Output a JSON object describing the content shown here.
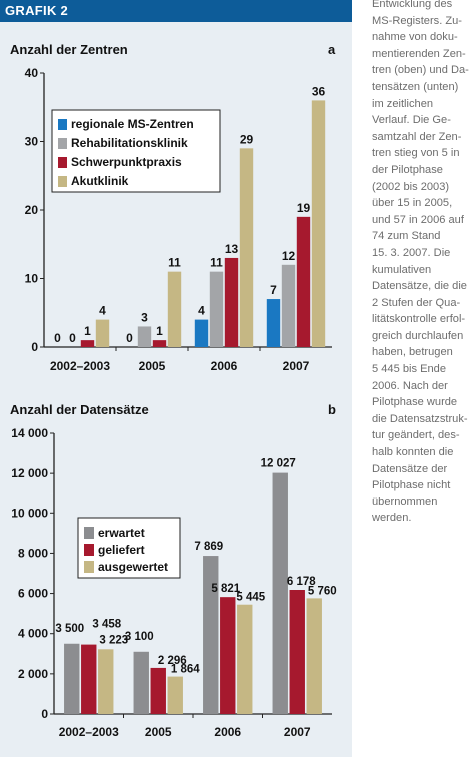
{
  "panel": {
    "title": "GRAFIK 2"
  },
  "caption_lines": [
    "Entwicklung des",
    "MS-Registers. Zu-",
    "nahme von doku-",
    "mentierenden Zen-",
    "tren (oben) und Da-",
    "tensätzen (unten)",
    "im zeitlichen",
    "Verlauf. Die Ge-",
    "samtzahl der Zen-",
    "tren stieg von 5 in",
    "der Pilotphase",
    "(2002 bis 2003)",
    "über 15 in 2005,",
    "und 57 in 2006 auf",
    "74 zum Stand",
    "15. 3. 2007. Die",
    "kumulativen",
    "Datensätze, die die",
    "2 Stufen der Qua-",
    "litätskontrolle erfol-",
    "greich durchlaufen",
    "haben, betrugen",
    "5 445 bis Ende",
    "2006. Nach der",
    "Pilotphase wurde",
    "die Datensatzstruk-",
    "tur geändert, des-",
    "halb konnten die",
    "Datensätze der",
    "Pilotphase nicht",
    "übernommen",
    "werden."
  ],
  "chart_data": [
    {
      "type": "bar",
      "title": "Anzahl der Zentren",
      "panel_letter": "a",
      "categories": [
        "2002–2003",
        "2005",
        "2006",
        "2007"
      ],
      "ylim": [
        0,
        40
      ],
      "yticks": [
        0,
        10,
        20,
        30,
        40
      ],
      "ytick_labels": [
        "0",
        "10",
        "20",
        "30",
        "40"
      ],
      "grid": false,
      "legend_position": "left",
      "series": [
        {
          "name": "regionale MS-Zentren",
          "color": "#1a78c2",
          "values": [
            0,
            0,
            4,
            7
          ],
          "labels": [
            "0",
            "0",
            "4",
            "7"
          ]
        },
        {
          "name": "Rehabilitationsklinik",
          "color": "#a3a5a8",
          "values": [
            0,
            3,
            11,
            12
          ],
          "labels": [
            "0",
            "3",
            "11",
            "12"
          ]
        },
        {
          "name": "Schwerpunktpraxis",
          "color": "#a6192e",
          "values": [
            1,
            1,
            13,
            19
          ],
          "labels": [
            "1",
            "1",
            "13",
            "19"
          ]
        },
        {
          "name": "Akutklinik",
          "color": "#c5b784",
          "values": [
            4,
            11,
            29,
            36
          ],
          "labels": [
            "4",
            "11",
            "29",
            "36"
          ]
        }
      ]
    },
    {
      "type": "bar",
      "title": "Anzahl der Datensätze",
      "panel_letter": "b",
      "categories": [
        "2002–2003",
        "2005",
        "2006",
        "2007"
      ],
      "ylim": [
        0,
        14000
      ],
      "yticks": [
        0,
        2000,
        4000,
        6000,
        8000,
        10000,
        12000,
        14000
      ],
      "ytick_labels": [
        "0",
        "2 000",
        "4 000",
        "6 000",
        "8 000",
        "10 000",
        "12 000",
        "14 000"
      ],
      "grid": false,
      "legend_position": "top-left",
      "series": [
        {
          "name": "erwartet",
          "color": "#8c8d90",
          "values": [
            3500,
            3100,
            7869,
            12027
          ],
          "labels": [
            "3 500",
            "3 100",
            "7 869",
            "12 027"
          ]
        },
        {
          "name": "geliefert",
          "color": "#a6192e",
          "values": [
            3458,
            2296,
            5821,
            6178
          ],
          "labels": [
            "3 458",
            "2 296",
            "5 821",
            "6 178"
          ]
        },
        {
          "name": "ausgewertet",
          "color": "#c5b784",
          "values": [
            3223,
            1864,
            5445,
            5760
          ],
          "labels": [
            "3 223",
            "1 864",
            "5 445",
            "5 760"
          ]
        }
      ]
    }
  ]
}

⁂

Stated task » All the lines above are to be reproduced exactly, except the pictures.

Full response »
Output a JSON object describing the content shown here.
{
  "panel": {
    "title": "GRAFIK 2"
  },
  "caption_lines": [
    "Entwicklung des",
    "MS-Registers. Zu-",
    "nahme von doku-",
    "mentierenden Zen-",
    "tren (oben) und Da-",
    "tensätzen (unten)",
    "im zeitlichen",
    "Verlauf. Die Ge-",
    "samtzahl der Zen-",
    "tren stieg von 5 in",
    "der Pilotphase",
    "(2002 bis 2003)",
    "über 15 in 2005,",
    "und 57 in 2006 auf",
    "74 zum Stand",
    "15. 3. 2007. Die",
    "kumulativen",
    "Datensätze, die die",
    "2 Stufen der Qua-",
    "litätskontrolle erfol-",
    "greich durchlaufen",
    "haben, betrugen",
    "5 445 bis Ende",
    "2006. Nach der",
    "Pilotphase wurde",
    "die Datensatzstruk-",
    "tur geändert, des-",
    "halb konnten die",
    "Datensätze der",
    "Pilotphase nicht",
    "übernommen",
    "werden."
  ],
  "chart_data": [
    {
      "type": "bar",
      "title": "Anzahl der Zentren",
      "panel_letter": "a",
      "categories": [
        "2002–2003",
        "2005",
        "2006",
        "2007"
      ],
      "ylim": [
        0,
        40
      ],
      "yticks": [
        0,
        10,
        20,
        30,
        40
      ],
      "ytick_labels": [
        "0",
        "10",
        "20",
        "30",
        "40"
      ],
      "grid": false,
      "legend_position": "left",
      "series": [
        {
          "name": "regionale MS-Zentren",
          "color": "#1a78c2",
          "values": [
            0,
            0,
            4,
            7
          ],
          "labels": [
            "0",
            "0",
            "4",
            "7"
          ]
        },
        {
          "name": "Rehabilitationsklinik",
          "color": "#a3a5a8",
          "values": [
            0,
            3,
            11,
            12
          ],
          "labels": [
            "0",
            "3",
            "11",
            "12"
          ]
        },
        {
          "name": "Schwerpunktpraxis",
          "color": "#a6192e",
          "values": [
            1,
            1,
            13,
            19
          ],
          "labels": [
            "1",
            "1",
            "13",
            "19"
          ]
        },
        {
          "name": "Akutklinik",
          "color": "#c5b784",
          "values": [
            4,
            11,
            29,
            36
          ],
          "labels": [
            "4",
            "11",
            "29",
            "36"
          ]
        }
      ]
    },
    {
      "type": "bar",
      "title": "Anzahl der Datensätze",
      "panel_letter": "b",
      "categories": [
        "2002–2003",
        "2005",
        "2006",
        "2007"
      ],
      "ylim": [
        0,
        14000
      ],
      "yticks": [
        0,
        2000,
        4000,
        6000,
        8000,
        10000,
        12000,
        14000
      ],
      "ytick_labels": [
        "0",
        "2 000",
        "4 000",
        "6 000",
        "8 000",
        "10 000",
        "12 000",
        "14 000"
      ],
      "grid": false,
      "legend_position": "top-left",
      "series": [
        {
          "name": "erwartet",
          "color": "#8c8d90",
          "values": [
            3500,
            3100,
            7869,
            12027
          ],
          "labels": [
            "3 500",
            "3 100",
            "7 869",
            "12 027"
          ]
        },
        {
          "name": "geliefert",
          "color": "#a6192e",
          "values": [
            3458,
            2296,
            5821,
            6178
          ],
          "labels": [
            "3 458",
            "2 296",
            "5 821",
            "6 178"
          ]
        },
        {
          "name": "ausgewertet",
          "color": "#c5b784",
          "values": [
            3223,
            1864,
            5445,
            5760
          ],
          "labels": [
            "3 223",
            "1 864",
            "5 445",
            "5 760"
          ]
        }
      ]
    }
  ]
}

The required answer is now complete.